### THE PROBLEM
Repeat the listing in full, exactly as it stands.

>> begin

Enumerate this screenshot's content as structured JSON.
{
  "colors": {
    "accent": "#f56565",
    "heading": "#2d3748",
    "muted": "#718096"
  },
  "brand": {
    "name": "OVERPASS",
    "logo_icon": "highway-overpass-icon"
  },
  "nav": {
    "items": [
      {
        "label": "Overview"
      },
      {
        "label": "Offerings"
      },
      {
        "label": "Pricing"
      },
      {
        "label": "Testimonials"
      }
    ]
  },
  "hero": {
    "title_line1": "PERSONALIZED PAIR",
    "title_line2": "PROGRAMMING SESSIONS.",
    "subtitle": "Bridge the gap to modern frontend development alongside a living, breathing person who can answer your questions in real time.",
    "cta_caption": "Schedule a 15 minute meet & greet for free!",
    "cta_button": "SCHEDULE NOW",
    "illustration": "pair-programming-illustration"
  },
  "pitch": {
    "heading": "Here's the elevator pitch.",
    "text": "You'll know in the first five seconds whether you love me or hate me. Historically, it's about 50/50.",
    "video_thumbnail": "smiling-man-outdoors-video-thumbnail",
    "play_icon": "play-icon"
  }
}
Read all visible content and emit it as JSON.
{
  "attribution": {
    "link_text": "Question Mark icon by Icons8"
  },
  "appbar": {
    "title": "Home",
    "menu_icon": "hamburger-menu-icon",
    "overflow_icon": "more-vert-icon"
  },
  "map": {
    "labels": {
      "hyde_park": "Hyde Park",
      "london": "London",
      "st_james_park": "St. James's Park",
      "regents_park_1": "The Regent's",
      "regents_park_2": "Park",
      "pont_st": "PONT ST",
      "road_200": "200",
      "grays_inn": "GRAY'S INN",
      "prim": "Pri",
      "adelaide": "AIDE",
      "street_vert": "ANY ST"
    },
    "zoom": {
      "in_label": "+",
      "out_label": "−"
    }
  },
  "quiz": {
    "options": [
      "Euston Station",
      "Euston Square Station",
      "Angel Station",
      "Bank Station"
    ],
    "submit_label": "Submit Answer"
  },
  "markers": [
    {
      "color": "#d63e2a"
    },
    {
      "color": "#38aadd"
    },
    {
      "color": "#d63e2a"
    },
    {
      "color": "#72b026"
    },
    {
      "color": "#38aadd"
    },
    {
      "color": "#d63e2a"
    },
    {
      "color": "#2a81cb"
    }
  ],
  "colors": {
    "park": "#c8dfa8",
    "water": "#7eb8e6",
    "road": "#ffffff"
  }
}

>> end

### WRITTEN ANSWER
Enumerate this screenshot's content as structured JSON.
{
  "colors": {
    "accent": "#f56565",
    "heading": "#2d3748",
    "muted": "#718096"
  },
  "brand": {
    "name": "OVERPASS",
    "logo_icon": "highway-overpass-icon"
  },
  "nav": {
    "items": [
      {
        "label": "Overview"
      },
      {
        "label": "Offerings"
      },
      {
        "label": "Pricing"
      },
      {
        "label": "Testimonials"
      }
    ]
  },
  "hero": {
    "title_line1": "PERSONALIZED PAIR",
    "title_line2": "PROGRAMMING SESSIONS.",
    "subtitle": "Bridge the gap to modern frontend development alongside a living, breathing person who can answer your questions in real time.",
    "cta_caption": "Schedule a 15 minute meet & greet for free!",
    "cta_button": "SCHEDULE NOW",
    "illustration": "pair-programming-illustration"
  },
  "pitch": {
    "heading": "Here's the elevator pitch.",
    "text": "You'll know in the first five seconds whether you love me or hate me. Historically, it's about 50/50.",
    "video_thumbnail": "smiling-man-outdoors-video-thumbnail",
    "play_icon": "play-icon"
  }
}
Read all visible content and emit it as JSON.
{
  "attribution": {
    "link_text": "Question Mark icon by Icons8"
  },
  "appbar": {
    "title": "Home",
    "menu_icon": "hamburger-menu-icon",
    "overflow_icon": "more-vert-icon"
  },
  "map": {
    "labels": {
      "hyde_park": "Hyde Park",
      "london": "London",
      "st_james_park": "St. James's Park",
      "regents_park_1": "The Regent's",
      "regents_park_2": "Park",
      "pont_st": "PONT ST",
      "road_200": "200",
      "grays_inn": "GRAY'S INN",
      "prim": "Pri",
      "adelaide": "AIDE",
      "street_vert": "ANY ST"
    },
    "zoom": {
      "in_label": "+",
      "out_label": "−"
    }
  },
  "quiz": {
    "options": [
      "Euston Station",
      "Euston Square Station",
      "Angel Station",
      "Bank Station"
    ],
    "submit_label": "Submit Answer"
  },
  "markers": [
    {
      "color": "#d63e2a"
    },
    {
      "color": "#38aadd"
    },
    {
      "color": "#d63e2a"
    },
    {
      "color": "#72b026"
    },
    {
      "color": "#38aadd"
    },
    {
      "color": "#d63e2a"
    },
    {
      "color": "#2a81cb"
    }
  ],
  "colors": {
    "park": "#c8dfa8",
    "water": "#7eb8e6",
    "road": "#ffffff"
  }
}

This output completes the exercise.